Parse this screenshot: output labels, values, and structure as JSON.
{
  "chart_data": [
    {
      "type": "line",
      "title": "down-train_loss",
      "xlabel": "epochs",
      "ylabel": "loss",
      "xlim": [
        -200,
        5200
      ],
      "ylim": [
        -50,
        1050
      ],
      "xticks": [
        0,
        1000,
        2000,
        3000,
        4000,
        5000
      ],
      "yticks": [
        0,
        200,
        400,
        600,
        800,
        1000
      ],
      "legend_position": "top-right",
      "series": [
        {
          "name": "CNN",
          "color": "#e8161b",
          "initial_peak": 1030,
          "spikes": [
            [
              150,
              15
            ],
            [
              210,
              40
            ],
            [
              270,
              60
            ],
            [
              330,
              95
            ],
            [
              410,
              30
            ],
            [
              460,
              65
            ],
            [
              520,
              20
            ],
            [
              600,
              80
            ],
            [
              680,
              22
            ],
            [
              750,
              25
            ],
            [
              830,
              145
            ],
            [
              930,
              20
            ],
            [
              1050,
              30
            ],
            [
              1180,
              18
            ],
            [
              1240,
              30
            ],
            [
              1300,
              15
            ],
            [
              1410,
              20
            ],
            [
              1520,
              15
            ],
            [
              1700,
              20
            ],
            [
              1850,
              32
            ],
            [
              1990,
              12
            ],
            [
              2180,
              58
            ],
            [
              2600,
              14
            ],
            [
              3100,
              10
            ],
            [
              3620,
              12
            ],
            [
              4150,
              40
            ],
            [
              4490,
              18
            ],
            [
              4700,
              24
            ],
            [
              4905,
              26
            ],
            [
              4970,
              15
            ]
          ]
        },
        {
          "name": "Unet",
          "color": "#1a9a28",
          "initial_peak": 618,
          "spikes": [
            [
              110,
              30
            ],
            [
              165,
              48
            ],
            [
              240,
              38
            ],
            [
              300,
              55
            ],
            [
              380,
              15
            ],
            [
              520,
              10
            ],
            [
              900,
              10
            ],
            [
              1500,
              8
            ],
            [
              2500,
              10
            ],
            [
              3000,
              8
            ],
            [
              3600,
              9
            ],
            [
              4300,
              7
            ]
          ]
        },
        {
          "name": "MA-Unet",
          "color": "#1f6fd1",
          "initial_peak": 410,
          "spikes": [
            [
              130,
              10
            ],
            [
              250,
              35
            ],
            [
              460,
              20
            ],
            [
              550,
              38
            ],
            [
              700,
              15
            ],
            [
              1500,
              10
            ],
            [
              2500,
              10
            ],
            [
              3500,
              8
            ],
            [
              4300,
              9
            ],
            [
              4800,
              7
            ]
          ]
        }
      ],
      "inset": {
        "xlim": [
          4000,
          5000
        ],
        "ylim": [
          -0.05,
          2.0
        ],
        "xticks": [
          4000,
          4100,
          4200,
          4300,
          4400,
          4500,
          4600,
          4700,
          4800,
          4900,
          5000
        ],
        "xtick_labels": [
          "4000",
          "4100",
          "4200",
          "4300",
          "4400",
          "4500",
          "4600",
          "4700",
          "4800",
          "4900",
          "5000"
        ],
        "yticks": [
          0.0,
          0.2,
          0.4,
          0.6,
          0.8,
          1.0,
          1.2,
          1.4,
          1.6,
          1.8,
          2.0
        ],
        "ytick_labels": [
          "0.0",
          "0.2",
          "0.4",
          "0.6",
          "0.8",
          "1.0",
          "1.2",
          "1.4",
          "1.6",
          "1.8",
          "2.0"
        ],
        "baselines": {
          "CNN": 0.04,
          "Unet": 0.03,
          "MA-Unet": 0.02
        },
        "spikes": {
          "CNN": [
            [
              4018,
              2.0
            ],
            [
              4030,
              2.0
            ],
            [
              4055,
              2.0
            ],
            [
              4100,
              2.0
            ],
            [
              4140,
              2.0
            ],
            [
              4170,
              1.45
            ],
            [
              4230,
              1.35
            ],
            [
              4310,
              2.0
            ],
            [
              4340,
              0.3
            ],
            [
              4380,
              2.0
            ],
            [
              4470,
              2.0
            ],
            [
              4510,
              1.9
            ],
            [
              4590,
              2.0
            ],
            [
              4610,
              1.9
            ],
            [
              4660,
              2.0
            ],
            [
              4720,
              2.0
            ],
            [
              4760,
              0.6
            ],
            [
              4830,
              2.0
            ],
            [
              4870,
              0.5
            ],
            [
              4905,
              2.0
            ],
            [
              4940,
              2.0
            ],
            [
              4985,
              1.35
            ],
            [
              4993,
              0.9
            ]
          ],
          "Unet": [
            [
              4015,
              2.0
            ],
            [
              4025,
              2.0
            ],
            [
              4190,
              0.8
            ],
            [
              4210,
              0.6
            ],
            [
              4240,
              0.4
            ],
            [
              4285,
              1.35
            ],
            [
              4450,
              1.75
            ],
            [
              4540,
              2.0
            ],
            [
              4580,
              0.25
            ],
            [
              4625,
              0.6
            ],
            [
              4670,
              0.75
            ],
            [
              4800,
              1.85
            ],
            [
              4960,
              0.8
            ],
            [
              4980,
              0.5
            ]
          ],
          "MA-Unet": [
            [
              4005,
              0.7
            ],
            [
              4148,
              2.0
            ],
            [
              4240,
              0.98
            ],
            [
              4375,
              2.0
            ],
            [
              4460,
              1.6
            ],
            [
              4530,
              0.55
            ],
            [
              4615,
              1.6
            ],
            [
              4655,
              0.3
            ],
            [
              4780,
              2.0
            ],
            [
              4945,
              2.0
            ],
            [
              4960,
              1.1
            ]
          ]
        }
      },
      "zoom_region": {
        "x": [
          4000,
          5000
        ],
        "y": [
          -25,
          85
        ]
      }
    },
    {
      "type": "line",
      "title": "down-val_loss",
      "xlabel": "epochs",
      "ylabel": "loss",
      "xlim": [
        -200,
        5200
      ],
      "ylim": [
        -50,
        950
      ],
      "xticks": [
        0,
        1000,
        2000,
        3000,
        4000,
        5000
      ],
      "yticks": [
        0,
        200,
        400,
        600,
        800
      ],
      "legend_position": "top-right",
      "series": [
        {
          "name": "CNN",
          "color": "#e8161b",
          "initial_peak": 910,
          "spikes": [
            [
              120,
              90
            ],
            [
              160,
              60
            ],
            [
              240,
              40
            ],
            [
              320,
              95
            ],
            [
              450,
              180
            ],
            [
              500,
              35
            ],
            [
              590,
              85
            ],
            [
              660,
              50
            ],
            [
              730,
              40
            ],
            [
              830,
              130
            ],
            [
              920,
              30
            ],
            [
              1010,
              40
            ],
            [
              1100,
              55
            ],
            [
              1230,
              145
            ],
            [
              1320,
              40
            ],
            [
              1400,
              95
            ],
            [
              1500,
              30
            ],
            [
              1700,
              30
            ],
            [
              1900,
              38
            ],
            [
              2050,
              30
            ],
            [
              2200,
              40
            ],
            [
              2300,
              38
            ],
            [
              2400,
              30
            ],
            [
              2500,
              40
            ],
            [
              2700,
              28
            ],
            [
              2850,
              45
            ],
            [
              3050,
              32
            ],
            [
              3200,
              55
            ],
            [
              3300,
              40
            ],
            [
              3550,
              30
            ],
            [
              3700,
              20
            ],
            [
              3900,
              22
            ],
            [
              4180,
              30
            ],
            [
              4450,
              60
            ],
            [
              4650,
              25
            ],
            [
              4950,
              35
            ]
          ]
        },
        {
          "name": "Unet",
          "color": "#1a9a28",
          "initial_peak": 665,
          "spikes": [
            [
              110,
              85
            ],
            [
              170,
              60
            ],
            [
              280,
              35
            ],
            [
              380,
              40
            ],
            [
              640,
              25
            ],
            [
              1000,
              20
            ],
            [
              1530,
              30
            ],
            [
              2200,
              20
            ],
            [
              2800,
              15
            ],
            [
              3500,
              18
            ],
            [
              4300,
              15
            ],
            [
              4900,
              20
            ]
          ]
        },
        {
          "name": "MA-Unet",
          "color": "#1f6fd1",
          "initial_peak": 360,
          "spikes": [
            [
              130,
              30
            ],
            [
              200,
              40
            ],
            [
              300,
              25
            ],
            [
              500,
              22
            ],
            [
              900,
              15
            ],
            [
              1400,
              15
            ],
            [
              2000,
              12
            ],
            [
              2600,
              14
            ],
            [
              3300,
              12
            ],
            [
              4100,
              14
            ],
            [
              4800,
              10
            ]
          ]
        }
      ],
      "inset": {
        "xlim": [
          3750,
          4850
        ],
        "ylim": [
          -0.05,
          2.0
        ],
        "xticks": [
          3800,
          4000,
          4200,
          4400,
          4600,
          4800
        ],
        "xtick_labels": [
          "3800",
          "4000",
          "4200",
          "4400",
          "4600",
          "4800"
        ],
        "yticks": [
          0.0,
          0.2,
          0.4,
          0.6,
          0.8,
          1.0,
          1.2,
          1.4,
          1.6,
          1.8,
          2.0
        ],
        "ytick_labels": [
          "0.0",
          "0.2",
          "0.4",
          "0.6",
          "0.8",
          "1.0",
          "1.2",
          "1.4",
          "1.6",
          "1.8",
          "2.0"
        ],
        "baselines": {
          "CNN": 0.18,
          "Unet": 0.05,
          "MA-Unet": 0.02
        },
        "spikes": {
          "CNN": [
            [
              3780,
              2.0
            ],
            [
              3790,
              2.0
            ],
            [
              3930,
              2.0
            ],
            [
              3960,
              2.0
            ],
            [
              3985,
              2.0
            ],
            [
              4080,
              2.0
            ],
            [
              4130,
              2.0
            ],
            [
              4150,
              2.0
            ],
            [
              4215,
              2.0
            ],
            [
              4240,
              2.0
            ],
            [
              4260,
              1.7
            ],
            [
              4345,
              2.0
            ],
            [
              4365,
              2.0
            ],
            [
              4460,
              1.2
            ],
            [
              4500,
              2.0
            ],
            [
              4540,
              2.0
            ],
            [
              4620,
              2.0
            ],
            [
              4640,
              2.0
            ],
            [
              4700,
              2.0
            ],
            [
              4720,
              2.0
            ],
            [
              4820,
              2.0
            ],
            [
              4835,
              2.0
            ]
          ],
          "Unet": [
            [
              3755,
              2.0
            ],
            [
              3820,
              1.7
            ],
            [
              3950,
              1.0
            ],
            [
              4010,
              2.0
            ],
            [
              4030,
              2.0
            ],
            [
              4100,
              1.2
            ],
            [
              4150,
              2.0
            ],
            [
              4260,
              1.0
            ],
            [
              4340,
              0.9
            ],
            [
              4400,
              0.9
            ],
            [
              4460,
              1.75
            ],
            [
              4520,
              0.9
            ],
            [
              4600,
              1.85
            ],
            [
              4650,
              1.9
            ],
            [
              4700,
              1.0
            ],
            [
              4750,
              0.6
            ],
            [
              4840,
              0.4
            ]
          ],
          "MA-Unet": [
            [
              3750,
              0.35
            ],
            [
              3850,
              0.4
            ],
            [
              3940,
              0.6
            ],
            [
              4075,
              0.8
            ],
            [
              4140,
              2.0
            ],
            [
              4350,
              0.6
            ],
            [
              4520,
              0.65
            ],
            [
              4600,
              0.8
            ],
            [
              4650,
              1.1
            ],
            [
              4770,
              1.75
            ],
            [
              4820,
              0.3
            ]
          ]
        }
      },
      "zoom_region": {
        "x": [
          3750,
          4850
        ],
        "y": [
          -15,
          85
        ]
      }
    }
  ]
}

▸ **Exercise**: Take every line from the data that contains the word "down".

▸ **Solution for this problem**:
      "title": "down-train_loss",
      "title": "down-val_loss",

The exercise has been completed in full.